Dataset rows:
▬▬▬
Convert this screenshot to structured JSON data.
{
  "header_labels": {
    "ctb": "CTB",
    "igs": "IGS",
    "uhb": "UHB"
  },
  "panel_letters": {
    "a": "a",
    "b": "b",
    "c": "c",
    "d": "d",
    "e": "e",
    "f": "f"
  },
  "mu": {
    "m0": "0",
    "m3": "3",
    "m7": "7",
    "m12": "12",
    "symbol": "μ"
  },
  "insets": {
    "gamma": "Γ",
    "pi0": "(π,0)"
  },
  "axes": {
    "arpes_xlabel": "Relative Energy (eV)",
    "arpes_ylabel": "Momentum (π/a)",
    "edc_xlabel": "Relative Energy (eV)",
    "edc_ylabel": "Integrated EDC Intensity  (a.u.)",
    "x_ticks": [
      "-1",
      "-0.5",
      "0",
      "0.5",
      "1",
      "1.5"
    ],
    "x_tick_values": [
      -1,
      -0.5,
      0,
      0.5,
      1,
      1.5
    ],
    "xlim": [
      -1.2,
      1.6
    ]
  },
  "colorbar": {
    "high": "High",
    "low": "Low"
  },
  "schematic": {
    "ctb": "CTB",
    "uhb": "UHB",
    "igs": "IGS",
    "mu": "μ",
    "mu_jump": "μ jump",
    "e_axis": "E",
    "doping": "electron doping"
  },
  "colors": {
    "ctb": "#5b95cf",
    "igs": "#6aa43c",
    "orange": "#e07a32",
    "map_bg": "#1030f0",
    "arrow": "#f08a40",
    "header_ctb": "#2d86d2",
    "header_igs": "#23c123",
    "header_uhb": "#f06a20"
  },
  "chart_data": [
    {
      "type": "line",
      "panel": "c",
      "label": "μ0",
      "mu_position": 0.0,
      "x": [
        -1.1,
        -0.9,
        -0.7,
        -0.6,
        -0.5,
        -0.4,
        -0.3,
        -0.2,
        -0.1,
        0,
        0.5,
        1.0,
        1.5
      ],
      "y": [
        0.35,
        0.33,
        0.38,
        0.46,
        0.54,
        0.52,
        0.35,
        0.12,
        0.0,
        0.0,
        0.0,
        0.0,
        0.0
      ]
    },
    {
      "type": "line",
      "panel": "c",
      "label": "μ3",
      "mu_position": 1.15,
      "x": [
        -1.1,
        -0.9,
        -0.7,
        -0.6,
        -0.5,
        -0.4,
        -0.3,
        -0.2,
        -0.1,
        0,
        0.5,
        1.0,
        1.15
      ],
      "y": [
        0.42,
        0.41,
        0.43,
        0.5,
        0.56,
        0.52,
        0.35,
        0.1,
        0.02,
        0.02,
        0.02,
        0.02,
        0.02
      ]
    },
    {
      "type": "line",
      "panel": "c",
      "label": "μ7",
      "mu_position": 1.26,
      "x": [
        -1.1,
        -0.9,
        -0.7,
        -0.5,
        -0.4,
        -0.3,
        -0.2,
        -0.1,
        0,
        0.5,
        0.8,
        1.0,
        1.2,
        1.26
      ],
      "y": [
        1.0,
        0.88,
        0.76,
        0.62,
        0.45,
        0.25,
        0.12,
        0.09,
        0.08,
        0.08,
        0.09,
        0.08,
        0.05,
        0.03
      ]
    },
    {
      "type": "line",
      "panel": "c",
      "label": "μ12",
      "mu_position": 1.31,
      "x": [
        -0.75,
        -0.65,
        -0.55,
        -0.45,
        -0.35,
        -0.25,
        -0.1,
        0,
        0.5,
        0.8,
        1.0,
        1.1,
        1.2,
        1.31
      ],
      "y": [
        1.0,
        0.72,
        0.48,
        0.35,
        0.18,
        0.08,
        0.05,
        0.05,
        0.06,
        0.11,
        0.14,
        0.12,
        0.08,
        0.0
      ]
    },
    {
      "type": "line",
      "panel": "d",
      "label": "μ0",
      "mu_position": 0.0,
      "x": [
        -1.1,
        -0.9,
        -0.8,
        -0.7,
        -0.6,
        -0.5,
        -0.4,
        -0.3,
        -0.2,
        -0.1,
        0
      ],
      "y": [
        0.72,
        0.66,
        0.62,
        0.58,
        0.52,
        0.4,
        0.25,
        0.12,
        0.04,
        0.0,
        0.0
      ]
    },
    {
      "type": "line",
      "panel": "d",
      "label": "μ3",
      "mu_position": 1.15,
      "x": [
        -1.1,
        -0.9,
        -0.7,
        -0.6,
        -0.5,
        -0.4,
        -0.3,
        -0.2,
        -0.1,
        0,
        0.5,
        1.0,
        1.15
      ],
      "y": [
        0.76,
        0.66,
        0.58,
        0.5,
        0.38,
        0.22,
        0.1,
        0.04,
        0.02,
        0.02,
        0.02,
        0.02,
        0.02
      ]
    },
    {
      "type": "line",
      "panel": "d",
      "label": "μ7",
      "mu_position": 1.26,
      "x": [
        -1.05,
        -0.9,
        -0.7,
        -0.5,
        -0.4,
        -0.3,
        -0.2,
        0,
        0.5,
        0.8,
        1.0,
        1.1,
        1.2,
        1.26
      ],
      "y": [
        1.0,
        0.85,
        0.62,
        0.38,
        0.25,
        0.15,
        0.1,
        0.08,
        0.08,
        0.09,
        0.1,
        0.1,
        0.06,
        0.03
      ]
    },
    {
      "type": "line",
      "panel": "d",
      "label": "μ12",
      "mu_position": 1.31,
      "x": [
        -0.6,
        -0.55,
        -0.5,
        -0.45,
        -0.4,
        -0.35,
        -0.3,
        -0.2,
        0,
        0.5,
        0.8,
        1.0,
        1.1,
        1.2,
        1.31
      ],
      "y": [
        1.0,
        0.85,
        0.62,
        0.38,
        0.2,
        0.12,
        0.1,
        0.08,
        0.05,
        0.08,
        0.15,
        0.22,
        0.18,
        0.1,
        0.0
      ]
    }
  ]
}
▬▬▬
▶ [WHAT IS EXPECTED] Restate every line of the data word for word.

▶ [SOLUTION BELOW]
Convert this screenshot to structured JSON data.
{
  "header_labels": {
    "ctb": "CTB",
    "igs": "IGS",
    "uhb": "UHB"
  },
  "panel_letters": {
    "a": "a",
    "b": "b",
    "c": "c",
    "d": "d",
    "e": "e",
    "f": "f"
  },
  "mu": {
    "m0": "0",
    "m3": "3",
    "m7": "7",
    "m12": "12",
    "symbol": "μ"
  },
  "insets": {
    "gamma": "Γ",
    "pi0": "(π,0)"
  },
  "axes": {
    "arpes_xlabel": "Relative Energy (eV)",
    "arpes_ylabel": "Momentum (π/a)",
    "edc_xlabel": "Relative Energy (eV)",
    "edc_ylabel": "Integrated EDC Intensity  (a.u.)",
    "x_ticks": [
      "-1",
      "-0.5",
      "0",
      "0.5",
      "1",
      "1.5"
    ],
    "x_tick_values": [
      -1,
      -0.5,
      0,
      0.5,
      1,
      1.5
    ],
    "xlim": [
      -1.2,
      1.6
    ]
  },
  "colorbar": {
    "high": "High",
    "low": "Low"
  },
  "schematic": {
    "ctb": "CTB",
    "uhb": "UHB",
    "igs": "IGS",
    "mu": "μ",
    "mu_jump": "μ jump",
    "e_axis": "E",
    "doping": "electron doping"
  },
  "colors": {
    "ctb": "#5b95cf",
    "igs": "#6aa43c",
    "orange": "#e07a32",
    "map_bg": "#1030f0",
    "arrow": "#f08a40",
    "header_ctb": "#2d86d2",
    "header_igs": "#23c123",
    "header_uhb": "#f06a20"
  },
  "chart_data": [
    {
      "type": "line",
      "panel": "c",
      "label": "μ0",
      "mu_position": 0.0,
      "x": [
        -1.1,
        -0.9,
        -0.7,
        -0.6,
        -0.5,
        -0.4,
        -0.3,
        -0.2,
        -0.1,
        0,
        0.5,
        1.0,
        1.5
      ],
      "y": [
        0.35,
        0.33,
        0.38,
        0.46,
        0.54,
        0.52,
        0.35,
        0.12,
        0.0,
        0.0,
        0.0,
        0.0,
        0.0
      ]
    },
    {
      "type": "line",
      "panel": "c",
      "label": "μ3",
      "mu_position": 1.15,
      "x": [
        -1.1,
        -0.9,
        -0.7,
        -0.6,
        -0.5,
        -0.4,
        -0.3,
        -0.2,
        -0.1,
        0,
        0.5,
        1.0,
        1.15
      ],
      "y": [
        0.42,
        0.41,
        0.43,
        0.5,
        0.56,
        0.52,
        0.35,
        0.1,
        0.02,
        0.02,
        0.02,
        0.02,
        0.02
      ]
    },
    {
      "type": "line",
      "panel": "c",
      "label": "μ7",
      "mu_position": 1.26,
      "x": [
        -1.1,
        -0.9,
        -0.7,
        -0.5,
        -0.4,
        -0.3,
        -0.2,
        -0.1,
        0,
        0.5,
        0.8,
        1.0,
        1.2,
        1.26
      ],
      "y": [
        1.0,
        0.88,
        0.76,
        0.62,
        0.45,
        0.25,
        0.12,
        0.09,
        0.08,
        0.08,
        0.09,
        0.08,
        0.05,
        0.03
      ]
    },
    {
      "type": "line",
      "panel": "c",
      "label": "μ12",
      "mu_position": 1.31,
      "x": [
        -0.75,
        -0.65,
        -0.55,
        -0.45,
        -0.35,
        -0.25,
        -0.1,
        0,
        0.5,
        0.8,
        1.0,
        1.1,
        1.2,
        1.31
      ],
      "y": [
        1.0,
        0.72,
        0.48,
        0.35,
        0.18,
        0.08,
        0.05,
        0.05,
        0.06,
        0.11,
        0.14,
        0.12,
        0.08,
        0.0
      ]
    },
    {
      "type": "line",
      "panel": "d",
      "label": "μ0",
      "mu_position": 0.0,
      "x": [
        -1.1,
        -0.9,
        -0.8,
        -0.7,
        -0.6,
        -0.5,
        -0.4,
        -0.3,
        -0.2,
        -0.1,
        0
      ],
      "y": [
        0.72,
        0.66,
        0.62,
        0.58,
        0.52,
        0.4,
        0.25,
        0.12,
        0.04,
        0.0,
        0.0
      ]
    },
    {
      "type": "line",
      "panel": "d",
      "label": "μ3",
      "mu_position": 1.15,
      "x": [
        -1.1,
        -0.9,
        -0.7,
        -0.6,
        -0.5,
        -0.4,
        -0.3,
        -0.2,
        -0.1,
        0,
        0.5,
        1.0,
        1.15
      ],
      "y": [
        0.76,
        0.66,
        0.58,
        0.5,
        0.38,
        0.22,
        0.1,
        0.04,
        0.02,
        0.02,
        0.02,
        0.02,
        0.02
      ]
    },
    {
      "type": "line",
      "panel": "d",
      "label": "μ7",
      "mu_position": 1.26,
      "x": [
        -1.05,
        -0.9,
        -0.7,
        -0.5,
        -0.4,
        -0.3,
        -0.2,
        0,
        0.5,
        0.8,
        1.0,
        1.1,
        1.2,
        1.26
      ],
      "y": [
        1.0,
        0.85,
        0.62,
        0.38,
        0.25,
        0.15,
        0.1,
        0.08,
        0.08,
        0.09,
        0.1,
        0.1,
        0.06,
        0.03
      ]
    },
    {
      "type": "line",
      "panel": "d",
      "label": "μ12",
      "mu_position": 1.31,
      "x": [
        -0.6,
        -0.55,
        -0.5,
        -0.45,
        -0.4,
        -0.35,
        -0.3,
        -0.2,
        0,
        0.5,
        0.8,
        1.0,
        1.1,
        1.2,
        1.31
      ],
      "y": [
        1.0,
        0.85,
        0.62,
        0.38,
        0.2,
        0.12,
        0.1,
        0.08,
        0.05,
        0.08,
        0.15,
        0.22,
        0.18,
        0.1,
        0.0
      ]
    }
  ]
}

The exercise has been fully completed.